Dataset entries
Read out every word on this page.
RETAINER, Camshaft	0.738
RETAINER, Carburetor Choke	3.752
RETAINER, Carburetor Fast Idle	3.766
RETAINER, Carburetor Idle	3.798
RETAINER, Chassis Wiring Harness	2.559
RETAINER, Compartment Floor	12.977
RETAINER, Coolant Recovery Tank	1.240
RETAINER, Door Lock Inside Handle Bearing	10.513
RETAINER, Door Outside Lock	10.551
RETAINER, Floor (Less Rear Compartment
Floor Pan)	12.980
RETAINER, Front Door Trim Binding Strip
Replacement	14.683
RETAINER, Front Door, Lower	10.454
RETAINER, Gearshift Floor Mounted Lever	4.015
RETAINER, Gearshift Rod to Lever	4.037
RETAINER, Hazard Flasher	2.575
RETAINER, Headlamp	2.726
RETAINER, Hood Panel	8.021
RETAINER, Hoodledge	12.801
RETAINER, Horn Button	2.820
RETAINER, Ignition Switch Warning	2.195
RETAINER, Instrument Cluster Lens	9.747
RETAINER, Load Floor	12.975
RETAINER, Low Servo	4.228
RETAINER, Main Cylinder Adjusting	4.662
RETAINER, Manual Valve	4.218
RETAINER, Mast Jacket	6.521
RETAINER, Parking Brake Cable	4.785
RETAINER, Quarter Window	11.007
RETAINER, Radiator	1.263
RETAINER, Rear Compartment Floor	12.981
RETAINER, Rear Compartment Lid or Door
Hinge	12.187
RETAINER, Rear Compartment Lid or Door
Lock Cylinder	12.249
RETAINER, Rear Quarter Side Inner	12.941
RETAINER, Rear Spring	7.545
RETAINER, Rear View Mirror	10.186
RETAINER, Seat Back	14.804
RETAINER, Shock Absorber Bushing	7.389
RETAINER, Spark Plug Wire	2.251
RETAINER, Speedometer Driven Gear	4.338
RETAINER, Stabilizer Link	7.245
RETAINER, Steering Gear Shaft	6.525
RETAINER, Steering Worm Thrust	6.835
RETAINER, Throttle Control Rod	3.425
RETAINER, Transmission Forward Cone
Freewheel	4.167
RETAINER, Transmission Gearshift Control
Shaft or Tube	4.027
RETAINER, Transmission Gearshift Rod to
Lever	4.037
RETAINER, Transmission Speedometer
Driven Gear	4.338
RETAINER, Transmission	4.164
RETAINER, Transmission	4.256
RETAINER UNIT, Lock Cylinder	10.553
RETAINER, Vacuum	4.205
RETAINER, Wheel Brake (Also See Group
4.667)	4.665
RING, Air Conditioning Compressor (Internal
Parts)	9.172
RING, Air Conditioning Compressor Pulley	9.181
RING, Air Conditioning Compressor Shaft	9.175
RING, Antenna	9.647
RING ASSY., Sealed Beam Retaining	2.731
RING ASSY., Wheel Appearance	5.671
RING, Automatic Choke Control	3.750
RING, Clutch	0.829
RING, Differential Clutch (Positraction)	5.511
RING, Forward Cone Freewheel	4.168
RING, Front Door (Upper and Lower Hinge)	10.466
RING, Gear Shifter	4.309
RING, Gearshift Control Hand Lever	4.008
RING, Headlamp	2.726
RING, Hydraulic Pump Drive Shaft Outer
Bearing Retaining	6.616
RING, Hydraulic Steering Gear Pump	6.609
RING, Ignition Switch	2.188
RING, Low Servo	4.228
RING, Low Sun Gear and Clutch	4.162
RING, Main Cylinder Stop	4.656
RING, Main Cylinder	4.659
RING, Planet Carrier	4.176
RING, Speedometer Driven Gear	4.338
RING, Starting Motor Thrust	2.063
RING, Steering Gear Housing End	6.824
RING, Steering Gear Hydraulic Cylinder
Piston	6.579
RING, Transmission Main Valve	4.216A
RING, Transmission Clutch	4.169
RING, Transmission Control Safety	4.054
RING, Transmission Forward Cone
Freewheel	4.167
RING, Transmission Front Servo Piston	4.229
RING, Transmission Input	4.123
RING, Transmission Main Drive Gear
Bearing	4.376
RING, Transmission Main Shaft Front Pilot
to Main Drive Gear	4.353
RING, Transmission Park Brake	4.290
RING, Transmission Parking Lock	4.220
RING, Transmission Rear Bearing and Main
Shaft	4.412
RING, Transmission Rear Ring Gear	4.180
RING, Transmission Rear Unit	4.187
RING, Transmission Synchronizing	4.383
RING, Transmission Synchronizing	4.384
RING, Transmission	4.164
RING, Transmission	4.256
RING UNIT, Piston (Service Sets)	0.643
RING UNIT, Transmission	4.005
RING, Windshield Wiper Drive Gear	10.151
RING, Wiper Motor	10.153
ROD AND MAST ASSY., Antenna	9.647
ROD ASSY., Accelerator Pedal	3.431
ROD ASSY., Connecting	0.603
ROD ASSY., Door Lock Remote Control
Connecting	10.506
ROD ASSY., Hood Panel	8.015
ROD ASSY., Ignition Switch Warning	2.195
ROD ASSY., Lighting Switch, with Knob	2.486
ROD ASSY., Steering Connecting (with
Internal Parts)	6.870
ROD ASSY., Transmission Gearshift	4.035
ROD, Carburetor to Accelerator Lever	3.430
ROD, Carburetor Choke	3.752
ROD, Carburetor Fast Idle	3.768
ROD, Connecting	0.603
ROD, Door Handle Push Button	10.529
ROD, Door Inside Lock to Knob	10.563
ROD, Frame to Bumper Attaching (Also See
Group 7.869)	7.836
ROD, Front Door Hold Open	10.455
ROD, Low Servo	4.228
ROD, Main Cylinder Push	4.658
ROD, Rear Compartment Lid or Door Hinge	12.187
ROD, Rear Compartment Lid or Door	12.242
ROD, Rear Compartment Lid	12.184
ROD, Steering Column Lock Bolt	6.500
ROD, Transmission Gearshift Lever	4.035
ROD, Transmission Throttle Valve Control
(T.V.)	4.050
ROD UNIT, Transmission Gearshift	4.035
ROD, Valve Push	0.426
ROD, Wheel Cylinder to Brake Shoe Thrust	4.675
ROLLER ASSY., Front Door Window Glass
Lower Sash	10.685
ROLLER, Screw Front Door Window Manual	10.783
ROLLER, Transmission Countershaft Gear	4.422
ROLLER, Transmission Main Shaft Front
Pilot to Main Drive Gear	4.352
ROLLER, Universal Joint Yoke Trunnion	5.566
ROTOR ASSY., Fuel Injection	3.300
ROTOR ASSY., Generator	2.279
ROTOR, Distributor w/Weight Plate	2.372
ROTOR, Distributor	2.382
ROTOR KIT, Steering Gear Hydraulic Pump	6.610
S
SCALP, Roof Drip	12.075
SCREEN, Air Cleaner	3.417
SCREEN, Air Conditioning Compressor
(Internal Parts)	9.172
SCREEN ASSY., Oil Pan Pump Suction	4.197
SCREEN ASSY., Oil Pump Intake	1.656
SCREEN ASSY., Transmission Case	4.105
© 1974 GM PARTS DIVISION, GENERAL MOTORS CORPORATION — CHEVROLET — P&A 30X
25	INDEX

--- What you will do ---
Repeat the entries exactly, all of them.

--- Response for this exercise ---
Read out every word on this page.
RETAINER, Camshaft	0.738
RETAINER, Carburetor Choke	3.752
RETAINER, Carburetor Fast Idle	3.766
RETAINER, Carburetor Idle	3.798
RETAINER, Chassis Wiring Harness	2.559
RETAINER, Compartment Floor	12.977
RETAINER, Coolant Recovery Tank	1.240
RETAINER, Door Lock Inside Handle Bearing	10.513
RETAINER, Door Outside Lock	10.551
RETAINER, Floor (Less Rear Compartment
Floor Pan)	12.980
RETAINER, Front Door Trim Binding Strip
Replacement	14.683
RETAINER, Front Door, Lower	10.454
RETAINER, Gearshift Floor Mounted Lever	4.015
RETAINER, Gearshift Rod to Lever	4.037
RETAINER, Hazard Flasher	2.575
RETAINER, Headlamp	2.726
RETAINER, Hood Panel	8.021
RETAINER, Hoodledge	12.801
RETAINER, Horn Button	2.820
RETAINER, Ignition Switch Warning	2.195
RETAINER, Instrument Cluster Lens	9.747
RETAINER, Load Floor	12.975
RETAINER, Low Servo	4.228
RETAINER, Main Cylinder Adjusting	4.662
RETAINER, Manual Valve	4.218
RETAINER, Mast Jacket	6.521
RETAINER, Parking Brake Cable	4.785
RETAINER, Quarter Window	11.007
RETAINER, Radiator	1.263
RETAINER, Rear Compartment Floor	12.981
RETAINER, Rear Compartment Lid or Door
Hinge	12.187
RETAINER, Rear Compartment Lid or Door
Lock Cylinder	12.249
RETAINER, Rear Quarter Side Inner	12.941
RETAINER, Rear Spring	7.545
RETAINER, Rear View Mirror	10.186
RETAINER, Seat Back	14.804
RETAINER, Shock Absorber Bushing	7.389
RETAINER, Spark Plug Wire	2.251
RETAINER, Speedometer Driven Gear	4.338
RETAINER, Stabilizer Link	7.245
RETAINER, Steering Gear Shaft	6.525
RETAINER, Steering Worm Thrust	6.835
RETAINER, Throttle Control Rod	3.425
RETAINER, Transmission Forward Cone
Freewheel	4.167
RETAINER, Transmission Gearshift Control
Shaft or Tube	4.027
RETAINER, Transmission Gearshift Rod to
Lever	4.037
RETAINER, Transmission Speedometer
Driven Gear	4.338
RETAINER, Transmission	4.164
RETAINER, Transmission	4.256
RETAINER UNIT, Lock Cylinder	10.553
RETAINER, Vacuum	4.205
RETAINER, Wheel Brake (Also See Group
4.667)	4.665
RING, Air Conditioning Compressor (Internal
Parts)	9.172
RING, Air Conditioning Compressor Pulley	9.181
RING, Air Conditioning Compressor Shaft	9.175
RING, Antenna	9.647
RING ASSY., Sealed Beam Retaining	2.731
RING ASSY., Wheel Appearance	5.671
RING, Automatic Choke Control	3.750
RING, Clutch	0.829
RING, Differential Clutch (Positraction)	5.511
RING, Forward Cone Freewheel	4.168
RING, Front Door (Upper and Lower Hinge)	10.466
RING, Gear Shifter	4.309
RING, Gearshift Control Hand Lever	4.008
RING, Headlamp	2.726
RING, Hydraulic Pump Drive Shaft Outer
Bearing Retaining	6.616
RING, Hydraulic Steering Gear Pump	6.609
RING, Ignition Switch	2.188
RING, Low Servo	4.228
RING, Low Sun Gear and Clutch	4.162
RING, Main Cylinder Stop	4.656
RING, Main Cylinder	4.659
RING, Planet Carrier	4.176
RING, Speedometer Driven Gear	4.338
RING, Starting Motor Thrust	2.063
RING, Steering Gear Housing End	6.824
RING, Steering Gear Hydraulic Cylinder
Piston	6.579
RING, Transmission Main Valve	4.216A
RING, Transmission Clutch	4.169
RING, Transmission Control Safety	4.054
RING, Transmission Forward Cone
Freewheel	4.167
RING, Transmission Front Servo Piston	4.229
RING, Transmission Input	4.123
RING, Transmission Main Drive Gear
Bearing	4.376
RING, Transmission Main Shaft Front Pilot
to Main Drive Gear	4.353
RING, Transmission Park Brake	4.290
RING, Transmission Parking Lock	4.220
RING, Transmission Rear Bearing and Main
Shaft	4.412
RING, Transmission Rear Ring Gear	4.180
RING, Transmission Rear Unit	4.187
RING, Transmission Synchronizing	4.383
RING, Transmission Synchronizing	4.384
RING, Transmission	4.164
RING, Transmission	4.256
RING UNIT, Piston (Service Sets)	0.643
RING UNIT, Transmission	4.005
RING, Windshield Wiper Drive Gear	10.151
RING, Wiper Motor	10.153
ROD AND MAST ASSY., Antenna	9.647
ROD ASSY., Accelerator Pedal	3.431
ROD ASSY., Connecting	0.603
ROD ASSY., Door Lock Remote Control
Connecting	10.506
ROD ASSY., Hood Panel	8.015
ROD ASSY., Ignition Switch Warning	2.195
ROD ASSY., Lighting Switch, with Knob	2.486
ROD ASSY., Steering Connecting (with
Internal Parts)	6.870
ROD ASSY., Transmission Gearshift	4.035
ROD, Carburetor to Accelerator Lever	3.430
ROD, Carburetor Choke	3.752
ROD, Carburetor Fast Idle	3.768
ROD, Connecting	0.603
ROD, Door Handle Push Button	10.529
ROD, Door Inside Lock to Knob	10.563
ROD, Frame to Bumper Attaching (Also See
Group 7.869)	7.836
ROD, Front Door Hold Open	10.455
ROD, Low Servo	4.228
ROD, Main Cylinder Push	4.658
ROD, Rear Compartment Lid or Door Hinge	12.187
ROD, Rear Compartment Lid or Door	12.242
ROD, Rear Compartment Lid	12.184
ROD, Steering Column Lock Bolt	6.500
ROD, Transmission Gearshift Lever	4.035
ROD, Transmission Throttle Valve Control
(T.V.)	4.050
ROD UNIT, Transmission Gearshift	4.035
ROD, Valve Push	0.426
ROD, Wheel Cylinder to Brake Shoe Thrust	4.675
ROLLER ASSY., Front Door Window Glass
Lower Sash	10.685
ROLLER, Screw Front Door Window Manual	10.783
ROLLER, Transmission Countershaft Gear	4.422
ROLLER, Transmission Main Shaft Front
Pilot to Main Drive Gear	4.352
ROLLER, Universal Joint Yoke Trunnion	5.566
ROTOR ASSY., Fuel Injection	3.300
ROTOR ASSY., Generator	2.279
ROTOR, Distributor w/Weight Plate	2.372
ROTOR, Distributor	2.382
ROTOR KIT, Steering Gear Hydraulic Pump	6.610
S
SCALP, Roof Drip	12.075
SCREEN, Air Cleaner	3.417
SCREEN, Air Conditioning Compressor
(Internal Parts)	9.172
SCREEN ASSY., Oil Pan Pump Suction	4.197
SCREEN ASSY., Oil Pump Intake	1.656
SCREEN ASSY., Transmission Case	4.105
© 1974 GM PARTS DIVISION, GENERAL MOTORS CORPORATION — CHEVROLET — P&A 30X
25	INDEX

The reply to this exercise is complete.